WORK TO DO: Copy the lines below as they are; omit the images they contain.

........

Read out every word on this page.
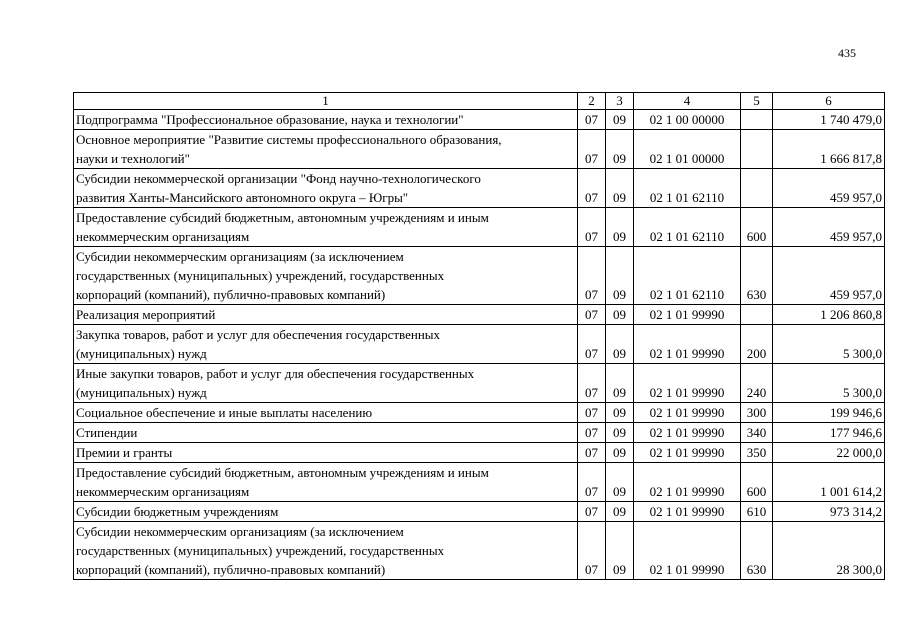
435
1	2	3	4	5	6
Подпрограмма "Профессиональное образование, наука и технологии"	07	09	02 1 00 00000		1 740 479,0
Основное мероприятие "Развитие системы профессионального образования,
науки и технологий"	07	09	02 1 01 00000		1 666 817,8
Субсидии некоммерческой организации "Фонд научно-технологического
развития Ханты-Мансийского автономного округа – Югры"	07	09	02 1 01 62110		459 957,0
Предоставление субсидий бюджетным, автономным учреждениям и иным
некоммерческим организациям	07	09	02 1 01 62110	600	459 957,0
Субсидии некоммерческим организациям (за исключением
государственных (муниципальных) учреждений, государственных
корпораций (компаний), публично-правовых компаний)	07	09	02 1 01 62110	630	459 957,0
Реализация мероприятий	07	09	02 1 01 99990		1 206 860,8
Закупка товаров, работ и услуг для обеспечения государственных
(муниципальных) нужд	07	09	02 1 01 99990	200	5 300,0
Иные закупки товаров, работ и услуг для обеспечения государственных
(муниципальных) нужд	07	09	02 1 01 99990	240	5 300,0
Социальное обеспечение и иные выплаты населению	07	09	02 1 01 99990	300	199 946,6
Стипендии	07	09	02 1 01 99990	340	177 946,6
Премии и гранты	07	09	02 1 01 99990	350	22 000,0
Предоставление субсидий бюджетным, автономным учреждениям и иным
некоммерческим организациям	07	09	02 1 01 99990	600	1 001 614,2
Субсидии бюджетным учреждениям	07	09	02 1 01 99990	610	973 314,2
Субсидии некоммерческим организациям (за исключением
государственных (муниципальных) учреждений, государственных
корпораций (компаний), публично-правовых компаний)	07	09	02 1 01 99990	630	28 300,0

........

WORKED ANSWER:
Read out every word on this page.
435
1	2	3	4	5	6
Подпрограмма "Профессиональное образование, наука и технологии"	07	09	02 1 00 00000		1 740 479,0
Основное мероприятие "Развитие системы профессионального образования,
науки и технологий"	07	09	02 1 01 00000		1 666 817,8
Субсидии некоммерческой организации "Фонд научно-технологического
развития Ханты-Мансийского автономного округа – Югры"	07	09	02 1 01 62110		459 957,0
Предоставление субсидий бюджетным, автономным учреждениям и иным
некоммерческим организациям	07	09	02 1 01 62110	600	459 957,0
Субсидии некоммерческим организациям (за исключением
государственных (муниципальных) учреждений, государственных
корпораций (компаний), публично-правовых компаний)	07	09	02 1 01 62110	630	459 957,0
Реализация мероприятий	07	09	02 1 01 99990		1 206 860,8
Закупка товаров, работ и услуг для обеспечения государственных
(муниципальных) нужд	07	09	02 1 01 99990	200	5 300,0
Иные закупки товаров, работ и услуг для обеспечения государственных
(муниципальных) нужд	07	09	02 1 01 99990	240	5 300,0
Социальное обеспечение и иные выплаты населению	07	09	02 1 01 99990	300	199 946,6
Стипендии	07	09	02 1 01 99990	340	177 946,6
Премии и гранты	07	09	02 1 01 99990	350	22 000,0
Предоставление субсидий бюджетным, автономным учреждениям и иным
некоммерческим организациям	07	09	02 1 01 99990	600	1 001 614,2
Субсидии бюджетным учреждениям	07	09	02 1 01 99990	610	973 314,2
Субсидии некоммерческим организациям (за исключением
государственных (муниципальных) учреждений, государственных
корпораций (компаний), публично-правовых компаний)	07	09	02 1 01 99990	630	28 300,0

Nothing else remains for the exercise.